Data excerpts:
[START]

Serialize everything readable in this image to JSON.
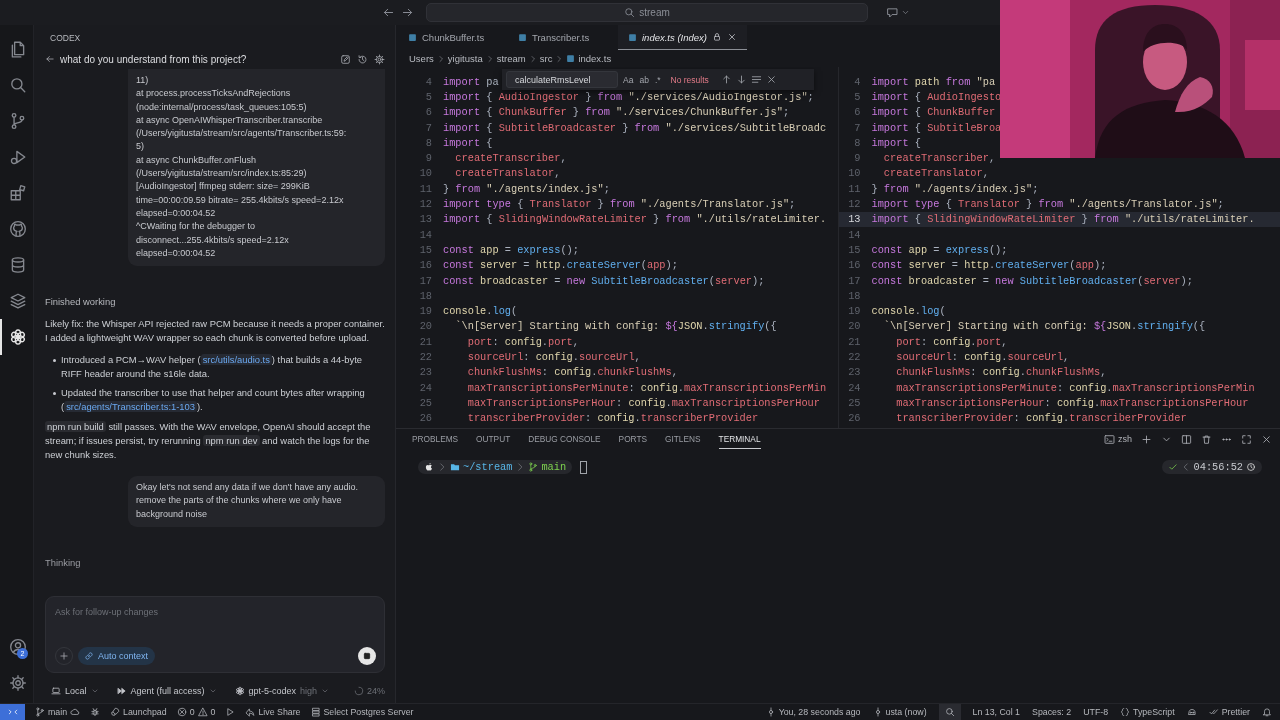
{
  "title_bar": {
    "search": "stream"
  },
  "activity_bar": {
    "items": [
      {
        "kind": "files",
        "selected": false
      },
      {
        "kind": "search",
        "selected": false
      },
      {
        "kind": "scm",
        "selected": false
      },
      {
        "kind": "run",
        "selected": false
      },
      {
        "kind": "extensions",
        "selected": false
      },
      {
        "kind": "github",
        "selected": false
      },
      {
        "kind": "database",
        "selected": false
      },
      {
        "kind": "layers",
        "selected": false
      },
      {
        "kind": "codex",
        "selected": true
      }
    ],
    "account_badge": "2"
  },
  "codex": {
    "heading": "CODEX",
    "thread_title": "what do you understand from this project?",
    "messages": [
      {
        "kind": "user",
        "text": "11)\nat process.processTicksAndRejections\n(node:internal/process/task_queues:105:5)\nat async OpenAIWhisperTranscriber.transcribe\n(/Users/yigitusta/stream/src/agents/Transcriber.ts:59:\n5)\nat async ChunkBuffer.onFlush\n(/Users/yigitusta/stream/src/index.ts:85:29)\n[AudioIngestor] ffmpeg stderr: size= 299KiB\ntime=00:00:09.59 bitrate= 255.4kbits/s speed=2.12x\nelapsed=0:00:04.52\n^CWaiting for the debugger to\ndisconnect...255.4kbits/s speed=2.12x\nelapsed=0:00:04.52"
      },
      {
        "kind": "status",
        "text": "Finished working"
      },
      {
        "kind": "paragraph",
        "segments": [
          {
            "kind": "text",
            "text": "Likely fix: the Whisper API rejected raw PCM because it needs a proper container. I added a lightweight WAV wrapper so each chunk is converted before upload."
          }
        ]
      },
      {
        "kind": "bullets",
        "items": [
          {
            "segments": [
              {
                "kind": "text",
                "text": "Introduced a PCM→WAV helper ("
              },
              {
                "kind": "link",
                "text": "src/utils/audio.ts"
              },
              {
                "kind": "text",
                "text": ") that builds a 44-byte RIFF header around the s16le data."
              }
            ]
          },
          {
            "segments": [
              {
                "kind": "text",
                "text": "Updated the transcriber to use that helper and count bytes after wrapping ("
              },
              {
                "kind": "link",
                "text": "src/agents/Transcriber.ts:1-103"
              },
              {
                "kind": "text",
                "text": ")."
              }
            ]
          }
        ]
      },
      {
        "kind": "paragraph",
        "segments": [
          {
            "kind": "code",
            "text": "npm run build"
          },
          {
            "kind": "text",
            "text": " still passes. With the WAV envelope, OpenAI should accept the stream; if issues persist, try rerunning "
          },
          {
            "kind": "code",
            "text": "npm run dev"
          },
          {
            "kind": "text",
            "text": " and watch the logs for the new chunk sizes."
          }
        ]
      },
      {
        "kind": "user",
        "text": "Okay let's not send any data if we don't have any audio. remove the parts of the chunks where we only have background noise"
      },
      {
        "kind": "thinking",
        "text": "Thinking"
      }
    ],
    "composer": {
      "placeholder": "Ask for follow-up changes",
      "chip": "Auto context"
    },
    "footer": {
      "environment": "Local",
      "mode": "Agent (full access)",
      "model": "gpt-5-codex",
      "effort": "high",
      "usage": "24%"
    }
  },
  "editor": {
    "tabs": [
      {
        "label": "ChunkBuffer.ts",
        "selected": false,
        "preview": false,
        "locked": false
      },
      {
        "label": "Transcriber.ts",
        "selected": false,
        "preview": false,
        "locked": false
      },
      {
        "label": "index.ts (Index)",
        "selected": true,
        "preview": true,
        "locked": true
      }
    ],
    "breadcrumbs": [
      "Users",
      "yigitusta",
      "stream",
      "src",
      "index.ts"
    ],
    "find": {
      "value": "calculateRmsLevel",
      "toggles": [
        "Aa",
        "ab",
        ".*"
      ],
      "result": "No results"
    },
    "panes": [
      {
        "lines": [
          {
            "n": "4",
            "current": false,
            "tokens": [
              {
                "kind": "keyword",
                "text": "import"
              },
              {
                "kind": "plain",
                "text": " pa"
              }
            ]
          },
          {
            "n": "5",
            "current": false,
            "tokens": [
              {
                "kind": "keyword",
                "text": "import"
              },
              {
                "kind": "plain",
                "text": " { "
              },
              {
                "kind": "type",
                "text": "AudioIngestor"
              },
              {
                "kind": "plain",
                "text": " } "
              },
              {
                "kind": "keyword",
                "text": "from"
              },
              {
                "kind": "string",
                "text": " \"./services/AudioIngestor.js\""
              },
              {
                "kind": "plain",
                "text": ";"
              }
            ]
          },
          {
            "n": "6",
            "current": false,
            "tokens": [
              {
                "kind": "keyword",
                "text": "import"
              },
              {
                "kind": "plain",
                "text": " { "
              },
              {
                "kind": "type",
                "text": "ChunkBuffer"
              },
              {
                "kind": "plain",
                "text": " } "
              },
              {
                "kind": "keyword",
                "text": "from"
              },
              {
                "kind": "string",
                "text": " \"./services/ChunkBuffer.js\""
              },
              {
                "kind": "plain",
                "text": ";"
              }
            ]
          },
          {
            "n": "7",
            "current": false,
            "tokens": [
              {
                "kind": "keyword",
                "text": "import"
              },
              {
                "kind": "plain",
                "text": " { "
              },
              {
                "kind": "type",
                "text": "SubtitleBroadcaster"
              },
              {
                "kind": "plain",
                "text": " } "
              },
              {
                "kind": "keyword",
                "text": "from"
              },
              {
                "kind": "string",
                "text": " \"./services/SubtitleBroadc"
              }
            ]
          },
          {
            "n": "8",
            "current": false,
            "tokens": [
              {
                "kind": "keyword",
                "text": "import"
              },
              {
                "kind": "plain",
                "text": " {"
              }
            ]
          },
          {
            "n": "9",
            "current": false,
            "kind": "inner",
            "tokens": [
              {
                "kind": "type",
                "text": "createTranscriber"
              },
              {
                "kind": "plain",
                "text": ","
              }
            ]
          },
          {
            "n": "10",
            "current": false,
            "kind": "inner",
            "tokens": [
              {
                "kind": "type",
                "text": "createTranslator"
              },
              {
                "kind": "plain",
                "text": ","
              }
            ]
          },
          {
            "n": "11",
            "current": false,
            "tokens": [
              {
                "kind": "plain",
                "text": "} "
              },
              {
                "kind": "keyword",
                "text": "from"
              },
              {
                "kind": "string",
                "text": " \"./agents/index.js\""
              },
              {
                "kind": "plain",
                "text": ";"
              }
            ]
          },
          {
            "n": "12",
            "current": false,
            "tokens": [
              {
                "kind": "keyword",
                "text": "import type"
              },
              {
                "kind": "plain",
                "text": " { "
              },
              {
                "kind": "type",
                "text": "Translator"
              },
              {
                "kind": "plain",
                "text": " } "
              },
              {
                "kind": "keyword",
                "text": "from"
              },
              {
                "kind": "string",
                "text": " \"./agents/Translator.js\""
              },
              {
                "kind": "plain",
                "text": ";"
              }
            ]
          },
          {
            "n": "13",
            "current": false,
            "tokens": [
              {
                "kind": "keyword",
                "text": "import"
              },
              {
                "kind": "plain",
                "text": " { "
              },
              {
                "kind": "type",
                "text": "SlidingWindowRateLimiter"
              },
              {
                "kind": "plain",
                "text": " } "
              },
              {
                "kind": "keyword",
                "text": "from"
              },
              {
                "kind": "string",
                "text": " \"./utils/rateLimiter."
              }
            ]
          },
          {
            "n": "14",
            "current": false
          },
          {
            "n": "15",
            "current": false,
            "tokens": [
              {
                "kind": "keyword",
                "text": "const"
              },
              {
                "kind": "variable",
                "text": " app"
              },
              {
                "kind": "plain",
                "text": " = "
              },
              {
                "kind": "function",
                "text": "express"
              },
              {
                "kind": "plain",
                "text": "();"
              }
            ]
          },
          {
            "n": "16",
            "current": false,
            "tokens": [
              {
                "kind": "keyword",
                "text": "const"
              },
              {
                "kind": "variable",
                "text": " server"
              },
              {
                "kind": "plain",
                "text": " = "
              },
              {
                "kind": "variable",
                "text": "http"
              },
              {
                "kind": "plain",
                "text": "."
              },
              {
                "kind": "function",
                "text": "createServer"
              },
              {
                "kind": "plain",
                "text": "("
              },
              {
                "kind": "type",
                "text": "app"
              },
              {
                "kind": "plain",
                "text": ");"
              }
            ]
          },
          {
            "n": "17",
            "current": false,
            "tokens": [
              {
                "kind": "keyword",
                "text": "const"
              },
              {
                "kind": "variable",
                "text": " broadcaster"
              },
              {
                "kind": "plain",
                "text": " = "
              },
              {
                "kind": "keyword",
                "text": "new"
              },
              {
                "kind": "function",
                "text": " SubtitleBroadcaster"
              },
              {
                "kind": "plain",
                "text": "("
              },
              {
                "kind": "type",
                "text": "server"
              },
              {
                "kind": "plain",
                "text": ");"
              }
            ]
          },
          {
            "n": "18",
            "current": false
          },
          {
            "n": "19",
            "current": false,
            "tokens": [
              {
                "kind": "variable",
                "text": "console"
              },
              {
                "kind": "plain",
                "text": "."
              },
              {
                "kind": "function",
                "text": "log"
              },
              {
                "kind": "plain",
                "text": "("
              }
            ]
          },
          {
            "n": "20",
            "current": false,
            "kind": "inner",
            "tokens": [
              {
                "kind": "string",
                "text": "`\\n[Server] Starting with config:"
              },
              {
                "kind": "keyword",
                "text": " ${"
              },
              {
                "kind": "variable",
                "text": "JSON"
              },
              {
                "kind": "plain",
                "text": "."
              },
              {
                "kind": "function",
                "text": "stringify"
              },
              {
                "kind": "plain",
                "text": "({"
              }
            ]
          },
          {
            "n": "21",
            "current": false,
            "kind": "deeper",
            "tokens": [
              {
                "kind": "type",
                "text": "port"
              },
              {
                "kind": "plain",
                "text": ": "
              },
              {
                "kind": "variable",
                "text": "config"
              },
              {
                "kind": "plain",
                "text": "."
              },
              {
                "kind": "type",
                "text": "port"
              },
              {
                "kind": "plain",
                "text": ","
              }
            ]
          },
          {
            "n": "22",
            "current": false,
            "kind": "deeper",
            "tokens": [
              {
                "kind": "type",
                "text": "sourceUrl"
              },
              {
                "kind": "plain",
                "text": ": "
              },
              {
                "kind": "variable",
                "text": "config"
              },
              {
                "kind": "plain",
                "text": "."
              },
              {
                "kind": "type",
                "text": "sourceUrl"
              },
              {
                "kind": "plain",
                "text": ","
              }
            ]
          },
          {
            "n": "23",
            "current": false,
            "kind": "deeper",
            "tokens": [
              {
                "kind": "type",
                "text": "chunkFlushMs"
              },
              {
                "kind": "plain",
                "text": ": "
              },
              {
                "kind": "variable",
                "text": "config"
              },
              {
                "kind": "plain",
                "text": "."
              },
              {
                "kind": "type",
                "text": "chunkFlushMs"
              },
              {
                "kind": "plain",
                "text": ","
              }
            ]
          },
          {
            "n": "24",
            "current": false,
            "kind": "deeper",
            "tokens": [
              {
                "kind": "type",
                "text": "maxTranscriptionsPerMinute"
              },
              {
                "kind": "plain",
                "text": ": "
              },
              {
                "kind": "variable",
                "text": "config"
              },
              {
                "kind": "plain",
                "text": "."
              },
              {
                "kind": "type",
                "text": "maxTranscriptionsPerMin"
              }
            ]
          },
          {
            "n": "25",
            "current": false,
            "kind": "deeper",
            "tokens": [
              {
                "kind": "type",
                "text": "maxTranscriptionsPerHour"
              },
              {
                "kind": "plain",
                "text": ": "
              },
              {
                "kind": "variable",
                "text": "config"
              },
              {
                "kind": "plain",
                "text": "."
              },
              {
                "kind": "type",
                "text": "maxTranscriptionsPerHour"
              }
            ]
          },
          {
            "n": "26",
            "current": false,
            "kind": "deeper",
            "tokens": [
              {
                "kind": "type",
                "text": "transcriberProvider"
              },
              {
                "kind": "plain",
                "text": ": "
              },
              {
                "kind": "variable",
                "text": "config"
              },
              {
                "kind": "plain",
                "text": "."
              },
              {
                "kind": "type",
                "text": "transcriberProvider"
              }
            ]
          }
        ]
      },
      {
        "lines": [
          {
            "n": "4",
            "current": false,
            "tokens": [
              {
                "kind": "keyword",
                "text": "import"
              },
              {
                "kind": "variable",
                "text": " path"
              },
              {
                "kind": "keyword",
                "text": " from"
              },
              {
                "kind": "string",
                "text": " \"pa"
              }
            ]
          },
          {
            "n": "5",
            "current": false,
            "tokens": [
              {
                "kind": "keyword",
                "text": "import"
              },
              {
                "kind": "plain",
                "text": " { "
              },
              {
                "kind": "type",
                "text": "AudioIngesto"
              }
            ]
          },
          {
            "n": "6",
            "current": false,
            "tokens": [
              {
                "kind": "keyword",
                "text": "import"
              },
              {
                "kind": "plain",
                "text": " { "
              },
              {
                "kind": "type",
                "text": "ChunkBuffer"
              }
            ]
          },
          {
            "n": "7",
            "current": false,
            "tokens": [
              {
                "kind": "keyword",
                "text": "import"
              },
              {
                "kind": "plain",
                "text": " { "
              },
              {
                "kind": "type",
                "text": "SubtitleBroa"
              }
            ]
          },
          {
            "n": "8",
            "current": false,
            "tokens": [
              {
                "kind": "keyword",
                "text": "import"
              },
              {
                "kind": "plain",
                "text": " {"
              }
            ]
          },
          {
            "n": "9",
            "current": false,
            "kind": "inner",
            "tokens": [
              {
                "kind": "type",
                "text": "createTranscriber"
              },
              {
                "kind": "plain",
                "text": ","
              }
            ]
          },
          {
            "n": "10",
            "current": false,
            "kind": "inner",
            "tokens": [
              {
                "kind": "type",
                "text": "createTranslator"
              },
              {
                "kind": "plain",
                "text": ","
              }
            ]
          },
          {
            "n": "11",
            "current": false,
            "tokens": [
              {
                "kind": "plain",
                "text": "} "
              },
              {
                "kind": "keyword",
                "text": "from"
              },
              {
                "kind": "string",
                "text": " \"./agents/index.js\""
              },
              {
                "kind": "plain",
                "text": ";"
              }
            ]
          },
          {
            "n": "12",
            "current": false,
            "tokens": [
              {
                "kind": "keyword",
                "text": "import type"
              },
              {
                "kind": "plain",
                "text": " { "
              },
              {
                "kind": "type",
                "text": "Translator"
              },
              {
                "kind": "plain",
                "text": " } "
              },
              {
                "kind": "keyword",
                "text": "from"
              },
              {
                "kind": "string",
                "text": " \"./agents/Translator.js\""
              },
              {
                "kind": "plain",
                "text": ";"
              }
            ]
          },
          {
            "n": "13",
            "current": true,
            "tokens": [
              {
                "kind": "keyword",
                "text": "import"
              },
              {
                "kind": "plain",
                "text": " { "
              },
              {
                "kind": "type",
                "text": "SlidingWindowRateLimiter"
              },
              {
                "kind": "plain",
                "text": " } "
              },
              {
                "kind": "keyword",
                "text": "from"
              },
              {
                "kind": "string",
                "text": " \"./utils/rateLimiter."
              }
            ]
          },
          {
            "n": "14",
            "current": false
          },
          {
            "n": "15",
            "current": false,
            "tokens": [
              {
                "kind": "keyword",
                "text": "const"
              },
              {
                "kind": "variable",
                "text": " app"
              },
              {
                "kind": "plain",
                "text": " = "
              },
              {
                "kind": "function",
                "text": "express"
              },
              {
                "kind": "plain",
                "text": "();"
              }
            ]
          },
          {
            "n": "16",
            "current": false,
            "tokens": [
              {
                "kind": "keyword",
                "text": "const"
              },
              {
                "kind": "variable",
                "text": " server"
              },
              {
                "kind": "plain",
                "text": " = "
              },
              {
                "kind": "variable",
                "text": "http"
              },
              {
                "kind": "plain",
                "text": "."
              },
              {
                "kind": "function",
                "text": "createServer"
              },
              {
                "kind": "plain",
                "text": "("
              },
              {
                "kind": "type",
                "text": "app"
              },
              {
                "kind": "plain",
                "text": ");"
              }
            ]
          },
          {
            "n": "17",
            "current": false,
            "tokens": [
              {
                "kind": "keyword",
                "text": "const"
              },
              {
                "kind": "variable",
                "text": " broadcaster"
              },
              {
                "kind": "plain",
                "text": " = "
              },
              {
                "kind": "keyword",
                "text": "new"
              },
              {
                "kind": "function",
                "text": " SubtitleBroadcaster"
              },
              {
                "kind": "plain",
                "text": "("
              },
              {
                "kind": "type",
                "text": "server"
              },
              {
                "kind": "plain",
                "text": ");"
              }
            ]
          },
          {
            "n": "18",
            "current": false
          },
          {
            "n": "19",
            "current": false,
            "tokens": [
              {
                "kind": "variable",
                "text": "console"
              },
              {
                "kind": "plain",
                "text": "."
              },
              {
                "kind": "function",
                "text": "log"
              },
              {
                "kind": "plain",
                "text": "("
              }
            ]
          },
          {
            "n": "20",
            "current": false,
            "kind": "inner",
            "tokens": [
              {
                "kind": "string",
                "text": "`\\n[Server] Starting with config:"
              },
              {
                "kind": "keyword",
                "text": " ${"
              },
              {
                "kind": "variable",
                "text": "JSON"
              },
              {
                "kind": "plain",
                "text": "."
              },
              {
                "kind": "function",
                "text": "stringify"
              },
              {
                "kind": "plain",
                "text": "({"
              }
            ]
          },
          {
            "n": "21",
            "current": false,
            "kind": "deeper",
            "tokens": [
              {
                "kind": "type",
                "text": "port"
              },
              {
                "kind": "plain",
                "text": ": "
              },
              {
                "kind": "variable",
                "text": "config"
              },
              {
                "kind": "plain",
                "text": "."
              },
              {
                "kind": "type",
                "text": "port"
              },
              {
                "kind": "plain",
                "text": ","
              }
            ]
          },
          {
            "n": "22",
            "current": false,
            "kind": "deeper",
            "tokens": [
              {
                "kind": "type",
                "text": "sourceUrl"
              },
              {
                "kind": "plain",
                "text": ": "
              },
              {
                "kind": "variable",
                "text": "config"
              },
              {
                "kind": "plain",
                "text": "."
              },
              {
                "kind": "type",
                "text": "sourceUrl"
              },
              {
                "kind": "plain",
                "text": ","
              }
            ]
          },
          {
            "n": "23",
            "current": false,
            "kind": "deeper",
            "tokens": [
              {
                "kind": "type",
                "text": "chunkFlushMs"
              },
              {
                "kind": "plain",
                "text": ": "
              },
              {
                "kind": "variable",
                "text": "config"
              },
              {
                "kind": "plain",
                "text": "."
              },
              {
                "kind": "type",
                "text": "chunkFlushMs"
              },
              {
                "kind": "plain",
                "text": ","
              }
            ]
          },
          {
            "n": "24",
            "current": false,
            "kind": "deeper",
            "tokens": [
              {
                "kind": "type",
                "text": "maxTranscriptionsPerMinute"
              },
              {
                "kind": "plain",
                "text": ": "
              },
              {
                "kind": "variable",
                "text": "config"
              },
              {
                "kind": "plain",
                "text": "."
              },
              {
                "kind": "type",
                "text": "maxTranscriptionsPerMin"
              }
            ]
          },
          {
            "n": "25",
            "current": false,
            "kind": "deeper",
            "tokens": [
              {
                "kind": "type",
                "text": "maxTranscriptionsPerHour"
              },
              {
                "kind": "plain",
                "text": ": "
              },
              {
                "kind": "variable",
                "text": "config"
              },
              {
                "kind": "plain",
                "text": "."
              },
              {
                "kind": "type",
                "text": "maxTranscriptionsPerHour"
              }
            ]
          },
          {
            "n": "26",
            "current": false,
            "kind": "deeper",
            "tokens": [
              {
                "kind": "type",
                "text": "transcriberProvider"
              },
              {
                "kind": "plain",
                "text": ": "
              },
              {
                "kind": "variable",
                "text": "config"
              },
              {
                "kind": "plain",
                "text": "."
              },
              {
                "kind": "type",
                "text": "transcriberProvider"
              }
            ]
          }
        ]
      }
    ]
  },
  "panel": {
    "tabs": [
      {
        "label": "PROBLEMS",
        "selected": false
      },
      {
        "label": "OUTPUT",
        "selected": false
      },
      {
        "label": "DEBUG CONSOLE",
        "selected": false
      },
      {
        "label": "PORTS",
        "selected": false
      },
      {
        "label": "GITLENS",
        "selected": false
      },
      {
        "label": "TERMINAL",
        "selected": true
      }
    ],
    "shell": "zsh",
    "prompt": {
      "dir": "~/stream",
      "branch": "main",
      "time": "04:56:52"
    }
  },
  "status_bar": {
    "left": [
      {
        "kind": "remote"
      },
      {
        "kind": "branch",
        "text": "main"
      },
      {
        "kind": "bug"
      },
      {
        "kind": "launchpad",
        "text": "Launchpad"
      },
      {
        "kind": "problems",
        "errors": "0",
        "warnings": "0"
      },
      {
        "kind": "run"
      },
      {
        "kind": "liveshare",
        "text": "Live Share"
      },
      {
        "kind": "postgres",
        "text": "Select Postgres Server"
      }
    ],
    "right": [
      {
        "kind": "blame",
        "text": "You, 28 seconds ago"
      },
      {
        "kind": "author",
        "text": "usta (now)"
      },
      {
        "kind": "zoom"
      },
      {
        "kind": "position",
        "text": "Ln 13, Col 1"
      },
      {
        "kind": "spaces",
        "text": "Spaces: 2"
      },
      {
        "kind": "encoding",
        "text": "UTF-8"
      },
      {
        "kind": "language",
        "text": "TypeScript"
      },
      {
        "kind": "copilot"
      },
      {
        "kind": "prettier",
        "text": "Prettier"
      },
      {
        "kind": "bell"
      }
    ]
  }
}
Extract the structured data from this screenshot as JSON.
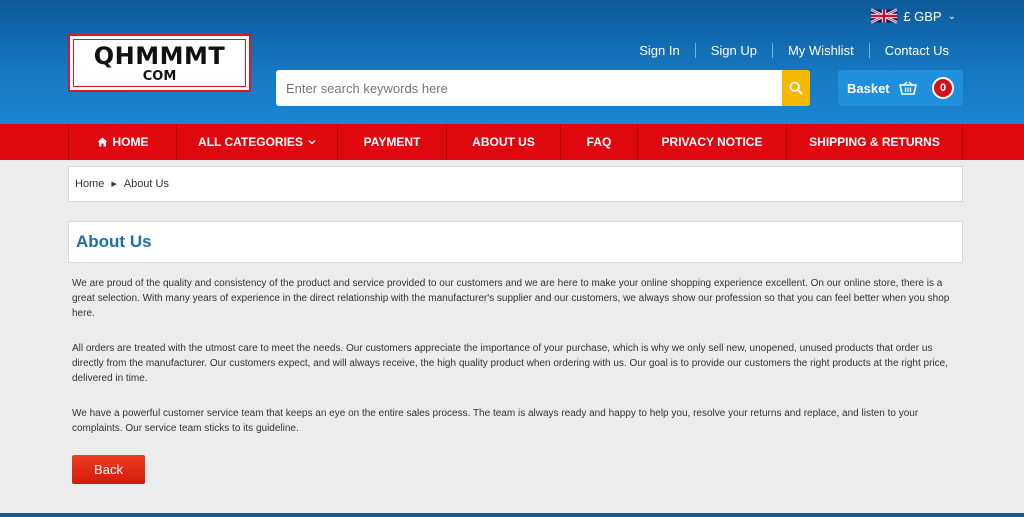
{
  "currency": {
    "label": "£ GBP"
  },
  "logo": {
    "main": "QHMMMT",
    "sub": "COM"
  },
  "top_links": [
    "Sign In",
    "Sign Up",
    "My Wishlist",
    "Contact Us"
  ],
  "search": {
    "placeholder": "Enter search keywords here"
  },
  "basket": {
    "label": "Basket",
    "count": "0"
  },
  "nav": {
    "items": [
      "HOME",
      "ALL CATEGORIES",
      "PAYMENT",
      "ABOUT US",
      "FAQ",
      "PRIVACY NOTICE",
      "SHIPPING & RETURNS"
    ]
  },
  "breadcrumb": {
    "home": "Home",
    "current": "About Us"
  },
  "page": {
    "title": "About Us",
    "paragraphs": [
      "We are proud of the quality and consistency of the product and service provided to our customers and we are here to make your online shopping experience excellent. On our online store, there is a great selection. With many years of experience in the direct relationship with the manufacturer's supplier and our customers, we always show our profession so that you can feel better when you shop here.",
      "All orders are treated with the utmost care to meet the needs. Our customers appreciate the importance of your purchase, which is why we only sell new, unopened, unused products that order us directly from the manufacturer. Our customers expect, and will always receive, the high quality product when ordering with us. Our goal is to provide our customers the right products at the right price, delivered in time.",
      "We have a powerful customer service team that keeps an eye on the entire sales process. The team is always ready and happy to help you, resolve your returns and replace, and listen to your complaints. Our service team sticks to its guideline."
    ],
    "back_label": "Back"
  },
  "colors": {
    "header_blue": "#1679c4",
    "nav_red": "#e0080f",
    "title_blue": "#1d6ea8",
    "search_yellow": "#f5b800"
  }
}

[END]

- Exercise directions -
From the listing above, copy all lines holding the word "yigitusta".

- Task solution -
        "text": "11)\nat process.processTicksAndRejections\n(node:internal/process/task_queues:105:5)\nat async OpenAIWhisperTranscriber.transcribe\n(/Users/yigitusta/stream/src/agents/Transcriber.ts:59:\n5)\nat async ChunkBuffer.onFlush\n(/Users/yigitusta/stream/src/index.ts:85:29)\n[AudioIngestor] ffmpeg stderr: size= 299KiB\ntime=00:00:09.59 bitrate= 255.4kbits/s speed=2.12x\nelapsed=0:00:04.52\n^CWaiting for the debugger to\ndisconnect...255.4kbits/s speed=2.12x\nelapsed=0:00:04.52"
      "yigitusta",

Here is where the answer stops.